REQUIREMENTS – The exercise asks you to copy every line below in which "emissions" appears.

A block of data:
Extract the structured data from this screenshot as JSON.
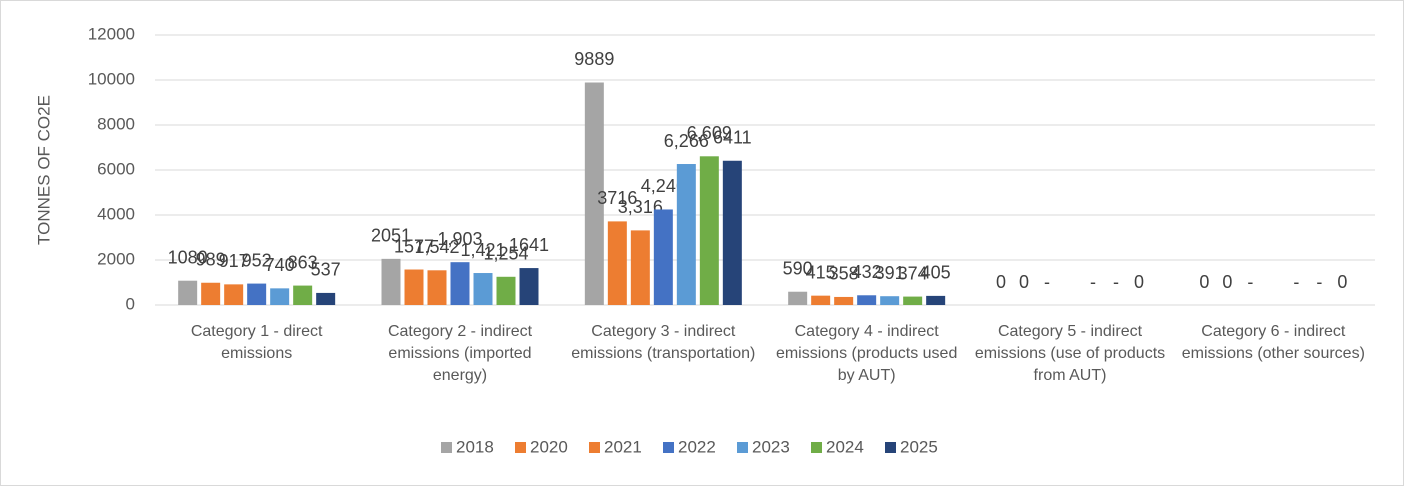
{
  "chart_data": {
    "type": "bar",
    "y_label": "TONNES OF CO2E",
    "categories": [
      "Category 1 - direct emissions",
      "Category 2 - indirect emissions (imported energy)",
      "Category 3 - indirect emissions (transportation)",
      "Category 4 - indirect emissions (products used by AUT)",
      "Category 5 - indirect emissions (use of products from AUT)",
      "Category 6 - indirect emissions (other sources)"
    ],
    "series": [
      {
        "name": "2018",
        "color": "#a5a5a5",
        "values": [
          1080,
          2051,
          9889,
          590,
          0,
          0
        ],
        "value_labels": [
          "1080",
          "2051",
          "9889",
          "590",
          "0",
          "0"
        ]
      },
      {
        "name": "2020",
        "color": "#ed7d31",
        "values": [
          989,
          1577,
          3716,
          415,
          0,
          0
        ],
        "value_labels": [
          "989",
          "1577",
          "3716",
          "415",
          "0",
          "0"
        ]
      },
      {
        "name": "2021",
        "color": "#ed7d31",
        "values": [
          917,
          1542,
          3316,
          358,
          0,
          0
        ],
        "value_labels": [
          "917",
          "1,542",
          "3,316",
          "358",
          "-",
          "-"
        ]
      },
      {
        "name": "2022",
        "color": "#4472c4",
        "values": [
          952,
          1903,
          4246,
          432,
          null,
          null
        ],
        "value_labels": [
          "952",
          "1,903",
          "4,246",
          "432",
          null,
          null
        ]
      },
      {
        "name": "2023",
        "color": "#5b9bd5",
        "values": [
          740,
          1421,
          6266,
          391,
          0,
          0
        ],
        "value_labels": [
          "740",
          "1,421",
          "6,266",
          "391",
          "-",
          "-"
        ]
      },
      {
        "name": "2024",
        "color": "#70ad47",
        "values": [
          863,
          1254,
          6609,
          374,
          0,
          0
        ],
        "value_labels": [
          "863",
          "1,254",
          "6,609",
          "374",
          "-",
          "-"
        ]
      },
      {
        "name": "2025",
        "color": "#264478",
        "values": [
          537,
          1641,
          6411,
          405,
          0,
          0
        ],
        "value_labels": [
          "537",
          "1641",
          "6411",
          "405",
          "0",
          "0"
        ]
      }
    ],
    "ylim": [
      0,
      12000
    ],
    "yticks": [
      0,
      2000,
      4000,
      6000,
      8000,
      10000,
      12000
    ],
    "grid": true,
    "legend": "bottom"
  }
}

RESULT OF THIS EXERCISE –
      "Category 1 - direct emissions",
      "Category 2 - indirect emissions (imported energy)",
      "Category 3 - indirect emissions (transportation)",
      "Category 4 - indirect emissions (products used by AUT)",
      "Category 5 - indirect emissions (use of products from AUT)",
      "Category 6 - indirect emissions (other sources)"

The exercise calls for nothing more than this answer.